Given entries ::
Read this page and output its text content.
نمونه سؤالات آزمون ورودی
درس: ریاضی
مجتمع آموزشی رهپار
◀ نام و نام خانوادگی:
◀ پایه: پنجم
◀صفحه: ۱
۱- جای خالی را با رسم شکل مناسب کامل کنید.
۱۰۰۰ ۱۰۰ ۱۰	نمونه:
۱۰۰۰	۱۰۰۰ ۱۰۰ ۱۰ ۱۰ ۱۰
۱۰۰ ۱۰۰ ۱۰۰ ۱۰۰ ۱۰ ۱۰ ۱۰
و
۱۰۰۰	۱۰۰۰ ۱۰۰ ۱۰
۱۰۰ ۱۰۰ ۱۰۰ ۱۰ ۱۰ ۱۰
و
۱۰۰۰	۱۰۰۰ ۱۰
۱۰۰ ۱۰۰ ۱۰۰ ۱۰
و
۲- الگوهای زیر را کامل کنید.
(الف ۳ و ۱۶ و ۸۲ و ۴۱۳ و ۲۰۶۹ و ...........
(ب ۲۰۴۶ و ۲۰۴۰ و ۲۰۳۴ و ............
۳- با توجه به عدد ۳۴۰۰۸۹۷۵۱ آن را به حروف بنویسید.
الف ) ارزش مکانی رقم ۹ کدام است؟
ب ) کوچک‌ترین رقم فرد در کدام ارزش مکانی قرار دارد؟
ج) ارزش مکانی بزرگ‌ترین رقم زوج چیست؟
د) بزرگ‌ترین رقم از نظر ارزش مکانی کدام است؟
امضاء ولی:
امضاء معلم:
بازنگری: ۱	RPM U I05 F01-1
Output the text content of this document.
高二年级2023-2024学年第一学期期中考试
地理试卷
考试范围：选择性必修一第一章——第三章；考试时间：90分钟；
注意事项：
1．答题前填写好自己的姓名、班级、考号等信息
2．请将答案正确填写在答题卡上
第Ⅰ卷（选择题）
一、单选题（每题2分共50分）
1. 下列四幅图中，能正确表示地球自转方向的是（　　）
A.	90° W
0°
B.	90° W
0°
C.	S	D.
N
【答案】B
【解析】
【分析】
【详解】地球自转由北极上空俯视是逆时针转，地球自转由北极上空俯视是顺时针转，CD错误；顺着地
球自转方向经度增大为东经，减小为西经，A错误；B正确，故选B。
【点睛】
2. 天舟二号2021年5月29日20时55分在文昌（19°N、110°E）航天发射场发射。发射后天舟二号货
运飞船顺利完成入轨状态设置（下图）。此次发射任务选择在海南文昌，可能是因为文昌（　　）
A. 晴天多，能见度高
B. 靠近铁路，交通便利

Requirement :: What is needed here is an exact reproduction of all the entries.

Response ::
Read this page and output its text content.
نمونه سؤالات آزمون ورودی
درس: ریاضی
مجتمع آموزشی رهپار
◀ نام و نام خانوادگی:
◀ پایه: پنجم
◀صفحه: ۱
۱- جای خالی را با رسم شکل مناسب کامل کنید.
۱۰۰۰ ۱۰۰ ۱۰	نمونه:
۱۰۰۰	۱۰۰۰ ۱۰۰ ۱۰ ۱۰ ۱۰
۱۰۰ ۱۰۰ ۱۰۰ ۱۰۰ ۱۰ ۱۰ ۱۰
و
۱۰۰۰	۱۰۰۰ ۱۰۰ ۱۰
۱۰۰ ۱۰۰ ۱۰۰ ۱۰ ۱۰ ۱۰
و
۱۰۰۰	۱۰۰۰ ۱۰
۱۰۰ ۱۰۰ ۱۰۰ ۱۰
و
۲- الگوهای زیر را کامل کنید.
(الف ۳ و ۱۶ و ۸۲ و ۴۱۳ و ۲۰۶۹ و ...........
(ب ۲۰۴۶ و ۲۰۴۰ و ۲۰۳۴ و ............
۳- با توجه به عدد ۳۴۰۰۸۹۷۵۱ آن را به حروف بنویسید.
الف ) ارزش مکانی رقم ۹ کدام است؟
ب ) کوچک‌ترین رقم فرد در کدام ارزش مکانی قرار دارد؟
ج) ارزش مکانی بزرگ‌ترین رقم زوج چیست؟
د) بزرگ‌ترین رقم از نظر ارزش مکانی کدام است؟
امضاء ولی:
امضاء معلم:
بازنگری: ۱	RPM U I05 F01-1
Output the text content of this document.
高二年级2023-2024学年第一学期期中考试
地理试卷
考试范围：选择性必修一第一章——第三章；考试时间：90分钟；
注意事项：
1．答题前填写好自己的姓名、班级、考号等信息
2．请将答案正确填写在答题卡上
第Ⅰ卷（选择题）
一、单选题（每题2分共50分）
1. 下列四幅图中，能正确表示地球自转方向的是（　　）
A.	90° W
0°
B.	90° W
0°
C.	S	D.
N
【答案】B
【解析】
【分析】
【详解】地球自转由北极上空俯视是逆时针转，地球自转由北极上空俯视是顺时针转，CD错误；顺着地
球自转方向经度增大为东经，减小为西经，A错误；B正确，故选B。
【点睛】
2. 天舟二号2021年5月29日20时55分在文昌（19°N、110°E）航天发射场发射。发射后天舟二号货
运飞船顺利完成入轨状态设置（下图）。此次发射任务选择在海南文昌，可能是因为文昌（　　）
A. 晴天多，能见度高
B. 靠近铁路，交通便利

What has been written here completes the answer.